→ DIRECTIONS
[a] From the article below on Sri Lanka's presidential nominations, restate word for word the passage that begins at the words "Outside, past the" and stops after "a new dawn.".
[b] In the article below on Sri Lanka's presidential nominations, where did Anura Kumara sign his nomination papers?
[c] Translate this sentence from the article below on Sri Lanka's presidential nominations into Spanish: "Sarath Fonseka was given the symbol of lantern, to help see more clearly, perhaps."

→ DOCUMENT EXTRACT
----
Ranil was aptly allotted as his symbol the gas cylinder as a symbolic reminder to the people of the high prices and power cuts endured by the nation during the dark days of economic collapse. Sarath Fonseka was given the symbol of lantern, to help see more clearly, perhaps. Former Sports Minister, Roshan Ranasinghe, was allotted the bat as his symbol, to make a comeback and loft for a six Cricket Board corruption.
Outside, past the barricaded street of the Election Office, Ranil told his jubilant supporters, “I stopped radical elements from seizing Parliament and turning the country into another Bangladesh. Give me the vote, and I will guarantee a better future.” Sajith told his SJB supporters: “With the presidential election on September 21, the SJB and Samagi Jana Sandhanaya will, with your strength and support, begin the journey to make winners of all 22 million of this country. We shall dawn the era of the common people.”
SLPP’s last week’s crowned prince, Namal was driven down the street, standing out from the open sunroof of his car—like a conquering hero returning from war—hailed by the cheering masses below, promising to create a new economic and cultural era, inviting all to join him to usher such a new dawn.
The day before, in a bid to squeeze the publicity grape dry, the simple matter of signing the nomination document became a photographed event. President Ranil Wickremesinghe signed on Wednesday at his former Office down Flower Road in Colombo 7, while officials looked on. Anura Kumara signed the previous day at his party headquarters flanked by a team of JVP lawyers. Sajith signed on Thursday at his office, with his wife and child at his side, surrounded by SJB officials.
For newly crowned Namal, however, the signing ritual had to become a public spectacle. The stage-managed hour-long televised video of the crowned prince giving his assent to enter the presidential race, first gave a brief history of the wondrous achievements of his sire Mahinda in whose shadow he walks.
The ceremony was a family affair, with fond papa seated on his chair while mother Shiranthi stood, looking lovingly at her first-born son, and casting him her blessings as only a mother can. Basil Bappi and Gota Bappi stood beside, witnessing the family’s formal Change of Guard, where the family baton seamlessly passed into the anointed son and heir to the Rajapaksa throne. As Namal signed the nomination papers, with faithful party secretary Sagara seated next to him, Buddhist monks recited Seth Pirith to shower blessings on him. Behind them stood the few remaining SLPP minions.
Only the family’s eldest brother, Chamal, was missing at this family event held at the official Wijerama residence of Mahinda but he later made amends by issuing a statement, appealing to the public ‘to think of Mahinda and vote for Namal’. In Mahinda Rajapaksa’s hope-filled eyes, the whole proceedings would have been tantamount to the swearing-in ceremony of his son, Namal, as the next President of Sri Lanka; and he would have been glad to have still been alive to witness the historic event, even if only in his imagination.
Former Justice Minister, Wijeyadasa, who’s contesting alone, signed the nomination papers alone at home while Buddhist monks chanted pirith. Maithripala, who had caused him to break ranks with the SLPP and brought him to his splintered group, hailing Wijeyadasa as SLFP’s Chairman and presidential nominee, was, however, nowhere to be seen at this auspicious event.
----
→ EXERCISE DATA
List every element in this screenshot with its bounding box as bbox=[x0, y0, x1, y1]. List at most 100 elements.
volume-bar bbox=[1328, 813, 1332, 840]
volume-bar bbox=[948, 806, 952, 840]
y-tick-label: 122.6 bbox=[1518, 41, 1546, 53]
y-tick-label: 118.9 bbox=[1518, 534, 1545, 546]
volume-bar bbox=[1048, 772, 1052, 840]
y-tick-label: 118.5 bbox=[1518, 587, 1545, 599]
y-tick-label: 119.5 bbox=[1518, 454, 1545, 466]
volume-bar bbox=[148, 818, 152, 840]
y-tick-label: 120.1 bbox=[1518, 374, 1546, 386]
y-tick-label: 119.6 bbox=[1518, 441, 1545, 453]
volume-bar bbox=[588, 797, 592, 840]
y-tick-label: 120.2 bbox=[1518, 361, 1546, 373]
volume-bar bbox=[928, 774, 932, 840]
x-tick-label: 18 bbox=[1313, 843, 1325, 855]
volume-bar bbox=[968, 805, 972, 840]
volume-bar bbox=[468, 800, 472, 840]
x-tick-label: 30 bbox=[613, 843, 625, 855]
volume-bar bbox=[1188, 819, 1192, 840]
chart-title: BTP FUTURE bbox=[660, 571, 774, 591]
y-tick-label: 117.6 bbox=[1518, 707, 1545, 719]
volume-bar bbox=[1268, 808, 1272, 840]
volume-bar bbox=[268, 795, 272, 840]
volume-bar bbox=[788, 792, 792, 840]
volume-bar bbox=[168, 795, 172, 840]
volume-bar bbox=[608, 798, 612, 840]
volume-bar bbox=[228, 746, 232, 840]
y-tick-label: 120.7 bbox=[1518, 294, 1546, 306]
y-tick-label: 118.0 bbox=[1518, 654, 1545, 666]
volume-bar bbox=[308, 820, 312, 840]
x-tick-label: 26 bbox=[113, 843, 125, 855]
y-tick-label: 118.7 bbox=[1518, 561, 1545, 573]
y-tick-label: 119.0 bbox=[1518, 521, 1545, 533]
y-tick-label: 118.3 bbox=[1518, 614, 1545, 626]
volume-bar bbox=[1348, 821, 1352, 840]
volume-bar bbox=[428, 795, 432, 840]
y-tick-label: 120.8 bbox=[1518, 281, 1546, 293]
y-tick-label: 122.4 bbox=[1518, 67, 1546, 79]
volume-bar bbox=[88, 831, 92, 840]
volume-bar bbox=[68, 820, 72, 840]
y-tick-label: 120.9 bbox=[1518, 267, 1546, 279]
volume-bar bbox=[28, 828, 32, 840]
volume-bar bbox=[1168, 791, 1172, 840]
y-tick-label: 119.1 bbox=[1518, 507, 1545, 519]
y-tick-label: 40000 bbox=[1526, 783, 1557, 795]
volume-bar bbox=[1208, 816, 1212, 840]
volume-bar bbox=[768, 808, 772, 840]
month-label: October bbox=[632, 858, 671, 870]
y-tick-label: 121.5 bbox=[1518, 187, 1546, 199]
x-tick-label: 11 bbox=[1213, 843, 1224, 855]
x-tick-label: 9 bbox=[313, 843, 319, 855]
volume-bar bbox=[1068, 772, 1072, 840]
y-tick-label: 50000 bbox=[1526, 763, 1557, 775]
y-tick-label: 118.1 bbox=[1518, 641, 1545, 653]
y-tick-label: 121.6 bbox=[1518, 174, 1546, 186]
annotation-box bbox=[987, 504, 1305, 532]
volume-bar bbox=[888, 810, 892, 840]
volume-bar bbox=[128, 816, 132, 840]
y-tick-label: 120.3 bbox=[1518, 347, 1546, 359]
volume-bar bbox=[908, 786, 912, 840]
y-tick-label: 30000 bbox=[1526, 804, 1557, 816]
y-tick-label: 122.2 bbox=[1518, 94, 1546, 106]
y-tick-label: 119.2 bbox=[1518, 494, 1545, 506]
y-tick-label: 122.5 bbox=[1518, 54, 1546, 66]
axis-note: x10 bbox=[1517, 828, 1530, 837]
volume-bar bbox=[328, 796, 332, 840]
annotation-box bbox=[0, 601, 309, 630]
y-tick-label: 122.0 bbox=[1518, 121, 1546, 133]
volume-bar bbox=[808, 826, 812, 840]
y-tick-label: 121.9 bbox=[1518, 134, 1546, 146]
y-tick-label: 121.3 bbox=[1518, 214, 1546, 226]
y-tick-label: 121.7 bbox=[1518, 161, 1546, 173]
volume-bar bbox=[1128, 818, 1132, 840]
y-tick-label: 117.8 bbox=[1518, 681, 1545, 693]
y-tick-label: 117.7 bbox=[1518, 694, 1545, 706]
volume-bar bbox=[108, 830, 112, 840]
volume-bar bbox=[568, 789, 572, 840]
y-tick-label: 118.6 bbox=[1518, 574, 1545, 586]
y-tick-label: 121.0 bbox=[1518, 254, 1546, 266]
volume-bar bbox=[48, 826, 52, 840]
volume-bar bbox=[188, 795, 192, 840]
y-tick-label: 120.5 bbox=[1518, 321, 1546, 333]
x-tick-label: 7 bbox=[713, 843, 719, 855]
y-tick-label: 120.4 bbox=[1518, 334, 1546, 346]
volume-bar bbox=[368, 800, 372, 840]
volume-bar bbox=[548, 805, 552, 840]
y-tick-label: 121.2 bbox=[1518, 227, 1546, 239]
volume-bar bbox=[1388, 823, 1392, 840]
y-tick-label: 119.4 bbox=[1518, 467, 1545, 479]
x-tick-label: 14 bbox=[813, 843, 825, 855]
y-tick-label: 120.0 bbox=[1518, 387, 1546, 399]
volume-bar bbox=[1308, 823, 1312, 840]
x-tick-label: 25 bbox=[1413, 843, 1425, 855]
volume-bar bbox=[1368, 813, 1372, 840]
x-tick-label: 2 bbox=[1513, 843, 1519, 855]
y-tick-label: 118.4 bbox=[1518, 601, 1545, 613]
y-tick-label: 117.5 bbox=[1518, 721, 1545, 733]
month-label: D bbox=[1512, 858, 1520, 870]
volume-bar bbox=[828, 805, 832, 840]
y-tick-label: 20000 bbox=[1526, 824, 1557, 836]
----
→ RESPONSES BY ITEM NUMBER
[a]
Outside, past the barricaded street of the Election Office, Ranil told his jubilant supporters, “I stopped radical elements from seizing Parliament and turning the country into another Bangladesh. Give me the vote, and I will guarantee a better future.” Sajith told his SJB supporters: “With the presidential election on September 21, the SJB and Samagi Jana Sandhanaya will, with your strength and support, begin the journey to make winners of all 22 million of this country. We shall dawn the era of the common people.”
SLPP’s last week’s crowned prince, Namal was driven down the street, standing out from the open sunroof of his car—like a conquering hero returning from war—hailed by the cheering masses below, promising to create a new economic and cultural era, inviting all to join him to usher such a new dawn.

[b] At his party headquarters, flanked by a team of JVP lawyers.

[c] A Sarath Fonseka se le asignó el farol como símbolo, quizá para ayudar a ver con más claridad.